Optional newlines or semicolons may appear after the always;
note, however, that they may not appear between the preceeding
closing brace and the always.
An `error' in this context is a condition such as a syntax error which
causes the shell to abort execution of the current function, script, or
list. Syntax errors encountered while the shell is parsing the
code do not cause the always-list to be executed. For example,
an erroneously constructed if block in try-list would cause the
shell to abort during parsing, so that always-list would not be
executed, while an erroneous substitution such as ${*foo*} would
cause a run-time error, after which always-list would be executed.
An error condition can be tested and reset with the special integer
variable TRY_BLOCK_ERROR. Outside an always-list the value is
irrelevant, but it is initialised to -1. Inside always-list, the
value is 1 if an error occurred in the try-list, else 0. If
TRY_BLOCK_ERROR is set to 0 during the always-list, the error
condition caused by the try-list is reset, and shell execution
continues normally after the end of always-list. Altering the value
during the try-list is not useful (unless this forms part of an
enclosing always block).
Regardless of TRY_BLOCK_ERROR, after the end of always-list the
normal shell status $? is the value returned from always-list.
This will be non-zero if there was an error, even if TRY_BLOCK_ERROR
was set to zero.
The following executes the given code, ignoring any errors it causes.
This is an alternative to the usual convention of protecting code by
executing it in a subshell.
{
# code which may cause an error
} always {
# This code is executed regardless of the error.
(( TRY_BLOCK_ERROR = 0 ))
}
# The error condition has been reset.
An exit command (or a return command executed at the outermost
function level of a script) encountered in try-list does not cause
the execution of always-list. Instead, the shell exits immediately
after any EXIT trap has been executed.
function word ... [ () ] [ term ] { list }
word ... () [ term ] { list }
word ...
() [
term ]
command
where
term is one or more newline or
;.
Define a function which is referenced by any one of
word.

### [Data lines]
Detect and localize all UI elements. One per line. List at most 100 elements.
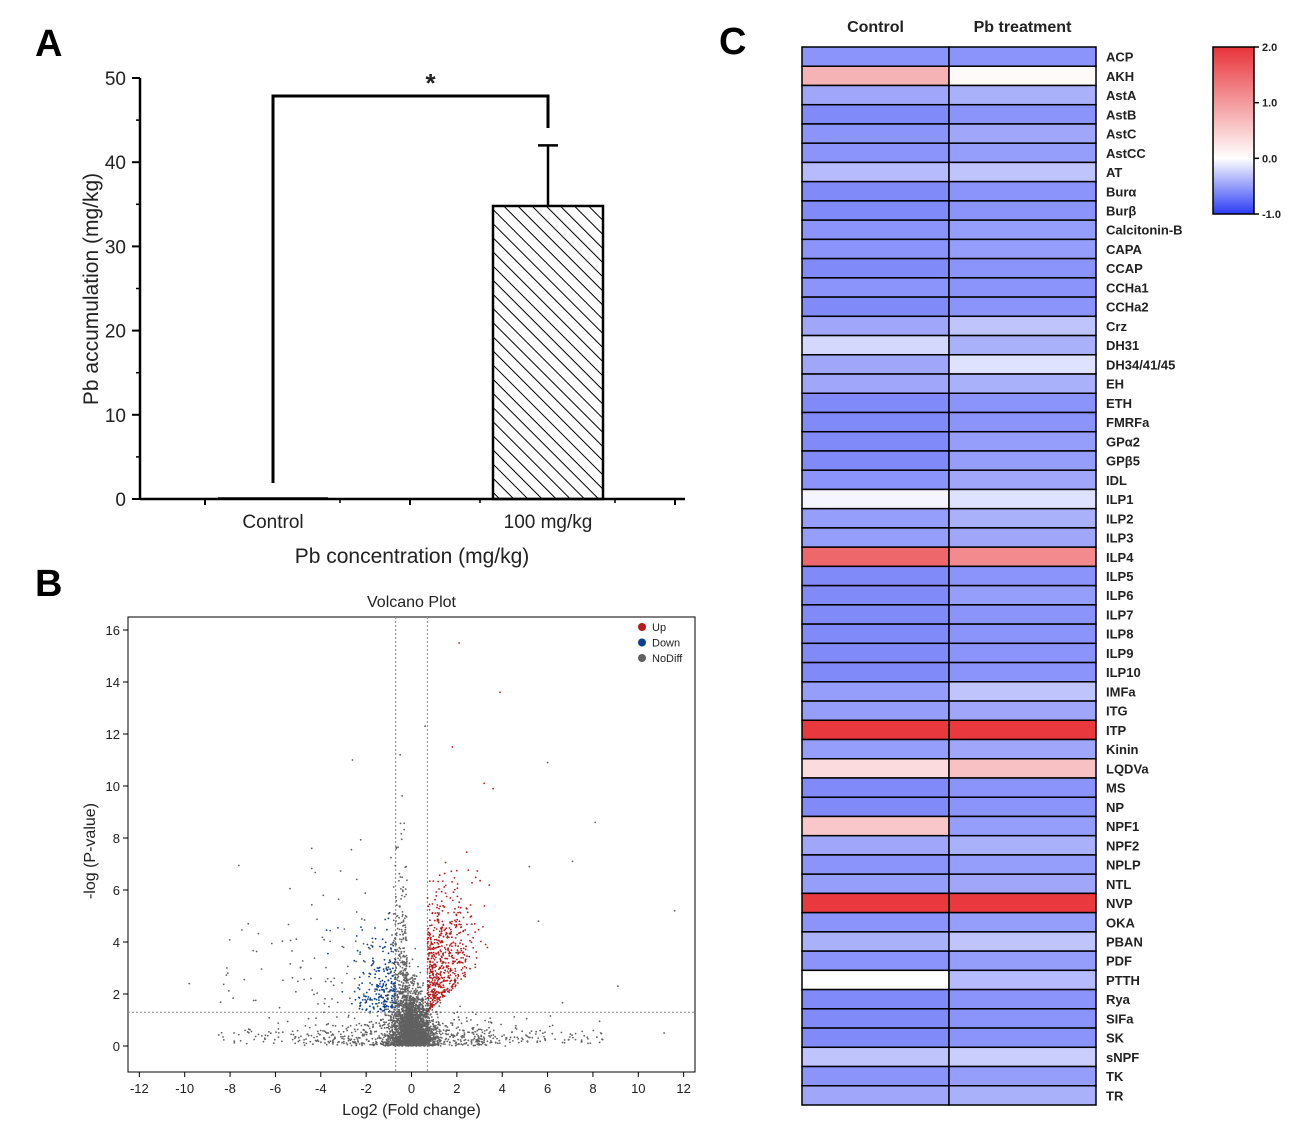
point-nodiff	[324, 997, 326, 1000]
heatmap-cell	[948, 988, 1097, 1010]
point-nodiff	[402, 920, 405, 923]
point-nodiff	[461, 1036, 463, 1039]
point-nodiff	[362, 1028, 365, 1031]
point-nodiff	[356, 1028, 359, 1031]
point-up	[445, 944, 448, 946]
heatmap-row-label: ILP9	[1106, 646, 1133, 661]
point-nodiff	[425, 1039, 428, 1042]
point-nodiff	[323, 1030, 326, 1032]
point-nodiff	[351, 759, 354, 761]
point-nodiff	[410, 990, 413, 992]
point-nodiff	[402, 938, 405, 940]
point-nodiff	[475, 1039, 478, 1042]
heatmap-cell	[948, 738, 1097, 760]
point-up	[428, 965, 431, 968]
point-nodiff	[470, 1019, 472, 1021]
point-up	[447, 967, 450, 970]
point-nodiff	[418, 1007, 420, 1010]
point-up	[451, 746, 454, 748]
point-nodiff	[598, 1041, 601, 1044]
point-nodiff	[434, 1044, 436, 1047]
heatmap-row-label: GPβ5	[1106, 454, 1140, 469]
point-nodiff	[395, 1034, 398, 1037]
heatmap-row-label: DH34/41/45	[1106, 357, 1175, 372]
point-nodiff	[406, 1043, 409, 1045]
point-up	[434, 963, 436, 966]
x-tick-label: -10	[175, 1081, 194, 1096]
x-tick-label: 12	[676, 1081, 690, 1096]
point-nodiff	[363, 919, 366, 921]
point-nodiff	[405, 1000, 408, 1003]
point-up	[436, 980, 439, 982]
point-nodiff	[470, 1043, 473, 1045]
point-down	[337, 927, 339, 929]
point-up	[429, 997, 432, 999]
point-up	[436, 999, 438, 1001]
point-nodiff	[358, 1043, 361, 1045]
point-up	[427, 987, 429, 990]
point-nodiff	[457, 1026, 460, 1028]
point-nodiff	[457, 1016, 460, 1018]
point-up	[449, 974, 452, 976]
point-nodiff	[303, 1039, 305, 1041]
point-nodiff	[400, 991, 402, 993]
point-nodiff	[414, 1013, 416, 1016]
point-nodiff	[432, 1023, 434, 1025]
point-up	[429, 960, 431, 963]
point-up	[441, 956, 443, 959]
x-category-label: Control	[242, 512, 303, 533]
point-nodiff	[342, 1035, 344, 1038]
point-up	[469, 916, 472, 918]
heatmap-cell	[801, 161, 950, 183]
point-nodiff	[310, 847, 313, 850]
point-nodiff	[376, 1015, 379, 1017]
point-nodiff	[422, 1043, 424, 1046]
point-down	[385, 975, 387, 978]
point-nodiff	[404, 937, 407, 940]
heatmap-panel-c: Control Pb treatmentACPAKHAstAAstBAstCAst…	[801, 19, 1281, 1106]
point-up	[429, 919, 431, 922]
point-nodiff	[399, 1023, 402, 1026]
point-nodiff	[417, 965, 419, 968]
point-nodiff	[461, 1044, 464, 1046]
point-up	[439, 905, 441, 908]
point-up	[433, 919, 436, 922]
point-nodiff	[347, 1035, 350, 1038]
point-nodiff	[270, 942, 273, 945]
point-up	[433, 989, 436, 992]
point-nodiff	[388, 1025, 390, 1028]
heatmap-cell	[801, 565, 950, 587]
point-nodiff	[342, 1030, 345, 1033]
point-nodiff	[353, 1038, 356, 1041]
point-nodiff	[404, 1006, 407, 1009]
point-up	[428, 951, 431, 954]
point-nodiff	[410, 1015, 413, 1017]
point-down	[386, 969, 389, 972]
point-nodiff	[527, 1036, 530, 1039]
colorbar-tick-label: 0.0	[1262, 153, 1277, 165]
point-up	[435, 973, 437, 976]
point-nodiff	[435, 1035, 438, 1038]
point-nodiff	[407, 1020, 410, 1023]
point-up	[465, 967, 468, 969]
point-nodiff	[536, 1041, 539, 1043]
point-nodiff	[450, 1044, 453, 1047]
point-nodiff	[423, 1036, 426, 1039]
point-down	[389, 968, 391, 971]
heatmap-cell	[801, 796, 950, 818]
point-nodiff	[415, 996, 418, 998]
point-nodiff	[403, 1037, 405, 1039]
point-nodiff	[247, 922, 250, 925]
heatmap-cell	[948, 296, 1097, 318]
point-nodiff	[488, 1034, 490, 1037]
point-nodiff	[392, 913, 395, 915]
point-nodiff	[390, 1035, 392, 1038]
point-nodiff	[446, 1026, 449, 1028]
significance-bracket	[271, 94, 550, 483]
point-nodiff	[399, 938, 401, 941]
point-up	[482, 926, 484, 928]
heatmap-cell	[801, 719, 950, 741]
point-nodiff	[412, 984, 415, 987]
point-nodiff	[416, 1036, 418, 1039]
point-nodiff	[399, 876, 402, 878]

==

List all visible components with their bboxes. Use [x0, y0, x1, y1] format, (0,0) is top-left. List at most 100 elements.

### [Tasks to complete]
A) Using the always-list documentation, decide whether each statement below agrees with it. Answer yes or no for each, quoting the words of the text that decide it.
(i) Syntax errors found while the shell parses the code cause the always-list to be executed.
(ii) Outside an always-list, TRY_BLOCK_ERROR is initialised to -1.
(iii) An exit command encountered in try-list causes the always-list to run before the shell exits.
B) Write out the part of the always-list documentation starting with "This will be" and going on through "in a subshell.", with no changes.
C) Extend the always-list documentation from the point where it stops.

### [Responses to the exercise]
A)
(i) No: "Syntax errors encountered while the shell is parsing the code do not cause the always-list to be executed."
(ii) Yes: "Outside an always-list the value is irrelevant, but it is initialised to -1."
(iii) No: "An exit command (or a return command executed at the outermost function level of a script) encountered in try-list does not cause the execution of always-list."

B)
This will be non-zero if there was an error, even if TRY_BLOCK_ERROR
was set to zero.
The following executes the given code, ignoring any errors it causes.
This is an alternative to the usual convention of protecting code by
executing it in a subshell.

C)
Normally, only one
word is provided; multiple
words
are usually only useful for setting traps.
The body of the function is the
list between
the
{ and
}. See the section `Functions'.
If the option SH_GLOB is set for compatibility with other shells, then
whitespace may appear between between the left and right parentheses when
there is a single word; otherwise, the parentheses will be treated as
forming a globbing pattern in that case.
time [
pipeline ]
The pipeline is executed, and timing statistics are
reported on the standard error in the form specified
by the TIMEFMT parameter.
If pipeline is omitted, print statistics about the
shell process and its children.
[[ exp ]]
Evaluates the conditional expression exp
and return a zero exit status if it is true.
See the section `Conditional Expressions'
for a description of exp.
ALTERNATE FORMS FOR COMPLEX COMMANDS
Many of zsh's complex commands have alternate forms. These particular
versions of complex commands should be considered deprecated and may be
removed in the future. The versions in the previous section should be
preferred instead.
The short versions below only work if sublist is of the form `{
list }' or if the SHORT_LOOPS option is set. For the if,
while and until commands, in both these cases the test part of the
loop must also be suitably delimited, such as by `[[ ... ]]' or `((
... ))', else the end of the test will not be recognized. For the
for, repeat, case and select commands no such special form
for the arguments is necessary, but the other condition (the special form
of sublist or use of the SHORT_LOOPS option) still applies.
if list { list } [
elif list { list } ] ... [
else { list } ]
An alternate form of
if. The rules mean that
if [[ -o ignorebraces ]] {
print yes
}
works, but
if true { # Does not work!
print yes
}
does not, since the test is not suitably delimited.
if list sublist
A short form of the alternate `if'. The same limitations on the form of
list apply as for the previous form.
for name ...
( word ...
) sublist
A short form of for.
for name ... [
in word ... ]
term sublist
where term is at least one newline or ;.
Another short form of for.
for (( [
expr1]
; [
expr2]
; [
expr3]
)) sublist
A short form of the arithmetic for command.
foreach name ...
( word ...
) list end
Another form of for.
while list { list }
An alternative form of while. Note the limitations on the form of
list mentioned above.
until list { list }
An alternative form of until. Note the limitations on the form of
list mentioned above.
repeat word sublist
This is a short form of repeat.
case word { [ [
(]
pattern [
| pattern ] ...
) list (
;;|
;&|
;|) ] ...
}
An alternative form of case.
select name [
in word term ]
sublist
where term is at least one newline or ;.
A short form of select.
RESERVED WORDS
The following words are recognized as reserved words when used as the first
word of a command unless quoted or disabled using disable -r:
do done esac then elif else fi for case
if while function repeat time until
select coproc nocorrect foreach end ! [[ { }
Additionally, `}' is recognized in any position if the IGNORE_BRACES option
is not set.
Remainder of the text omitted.